• **Stated goal**:
In the records that follow, locate every line with "être" and extract it.

• **Raw data**:
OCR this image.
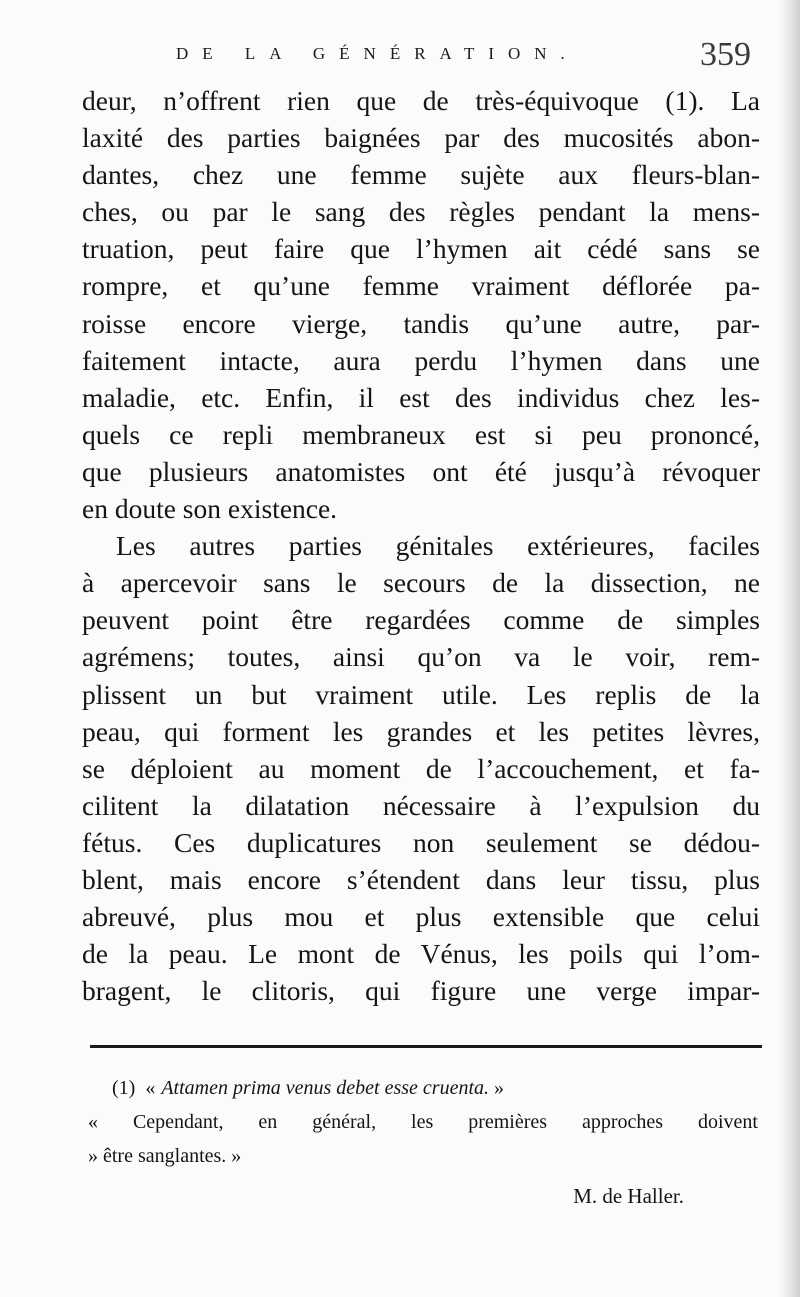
DE LA GÉNÉRATION.	359
deur, n’offrent rien que de très-équivoque (1). La
laxité des parties baignées par des mucosités abon-
dantes, chez une femme sujète aux fleurs-blan-
ches, ou par le sang des règles pendant la mens-
truation, peut faire que l’hymen ait cédé sans se
rompre, et qu’une femme vraiment déflorée pa-
roisse encore vierge, tandis qu’une autre, par-
faitement intacte, aura perdu l’hymen dans une
maladie, etc. Enfin, il est des individus chez les-
quels ce repli membraneux est si peu prononcé,
que plusieurs anatomistes ont été jusqu’à révoquer
en doute son existence.
Les autres parties génitales extérieures, faciles
à apercevoir sans le secours de la dissection, ne
peuvent point être regardées comme de simples
agrémens; toutes, ainsi qu’on va le voir, rem-
plissent un but vraiment utile. Les replis de la
peau, qui forment les grandes et les petites lèvres,
se déploient au moment de l’accouchement, et fa-
cilitent la dilatation nécessaire à l’expulsion du
fétus. Ces duplicatures non seulement se dédou-
blent, mais encore s’étendent dans leur tissu, plus
abreuvé, plus mou et plus extensible que celui
de la peau. Le mont de Vénus, les poils qui l’om-
bragent, le clitoris, qui figure une verge impar-
(1) « Attamen prima venus debet esse cruenta. »
« Cependant, en général, les premières approches doivent
» être sanglantes. »
M. de Haller.
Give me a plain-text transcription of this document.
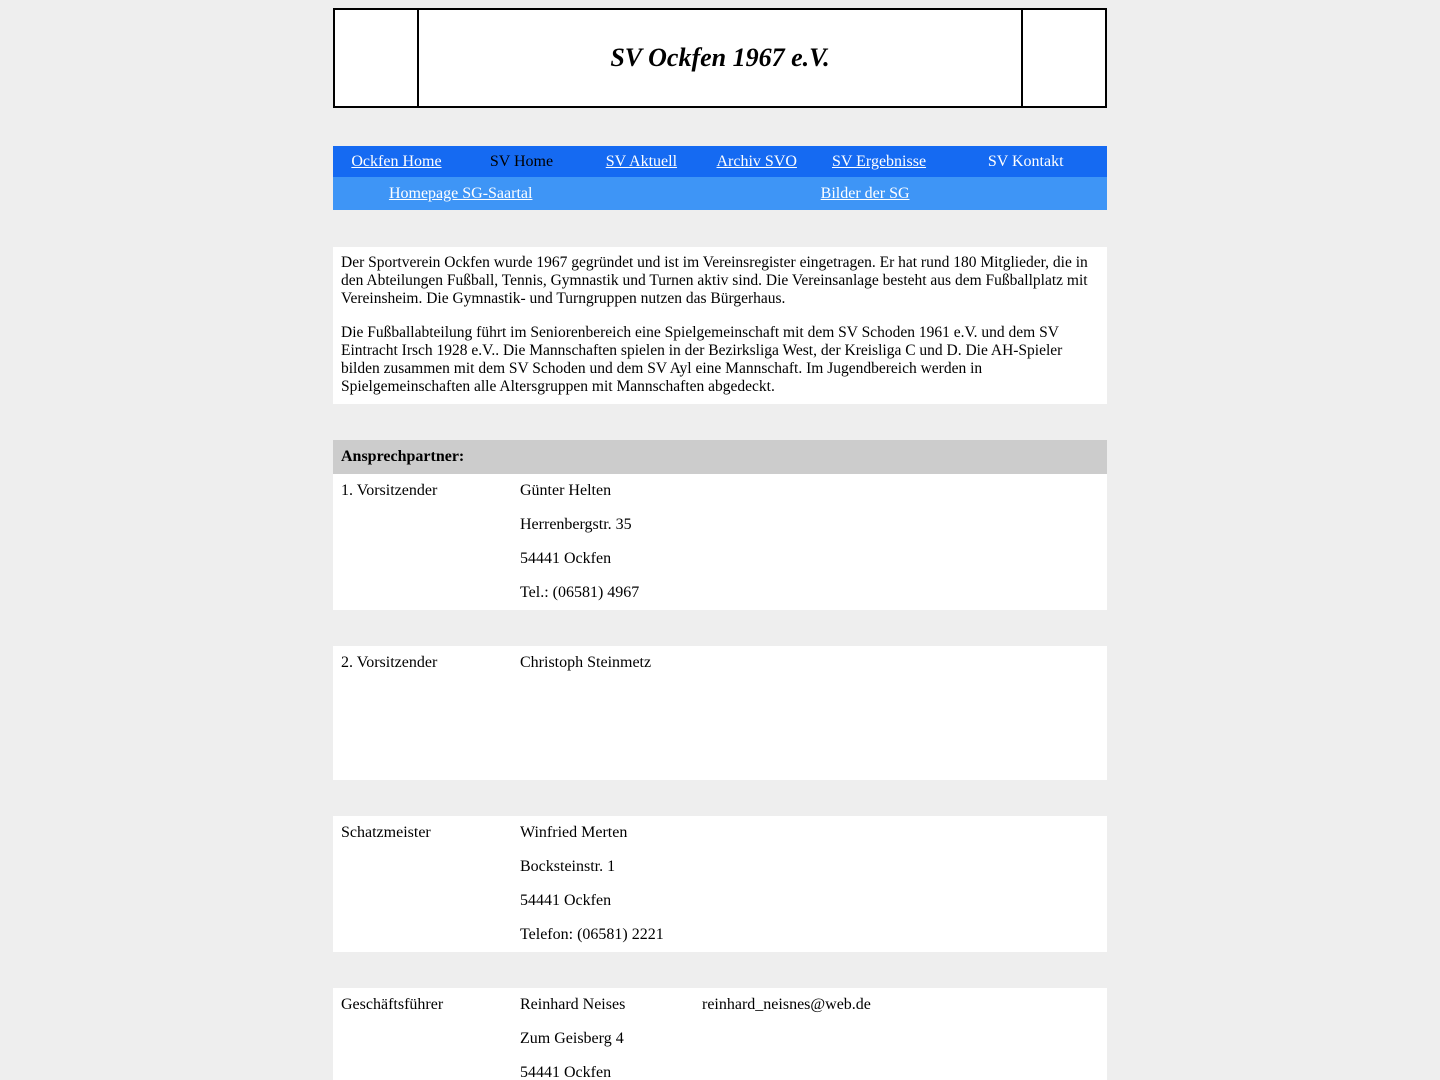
SV Ockfen 1967 e.V.
Ockfen Home	SV Home	SV Aktuell	Archiv SVO	SV Ergebnisse	SV Kontakt
Homepage SG-Saartal	Bilder der SG

Der Sportverein Ockfen wurde 1967 gegründet und ist im Vereinsregister eingetragen. Er hat rund 180 Mitglieder, die in den Abteilungen Fußball, Tennis, Gymnastik und Turnen aktiv sind. Die Vereinsanlage besteht aus dem Fußballplatz mit Vereinsheim. Die Gymnastik- und Turngruppen nutzen das Bürgerhaus.

Die Fußballabteilung führt im Seniorenbereich eine Spielgemeinschaft mit dem SV Schoden 1961 e.V. und dem SV Eintracht Irsch 1928 e.V.. Die Mannschaften spielen in der Bezirksliga West, der Kreisliga C und D. Die AH-Spieler bilden zusammen mit dem SV Schoden und dem SV Ayl eine Mannschaft. Im Jugendbereich werden in Spielgemeinschaften alle Altersgruppen mit Mannschaften abgedeckt.

Ansprechpartner:
1. Vorsitzender	Günter Helten
Herrenbergstr. 35
54441 Ockfen
Tel.: (06581) 4967
2. Vorsitzender	Christoph Steinmetz
Schatzmeister	Winfried Merten
Bocksteinstr. 1
54441 Ockfen
Telefon: (06581) 2221
Geschäftsführer	Reinhard Neises	reinhard_neisnes@web.de
Zum Geisberg 4
54441 Ockfen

• **Written response**:
peuvent point être regardées comme de simples
» être sanglantes. »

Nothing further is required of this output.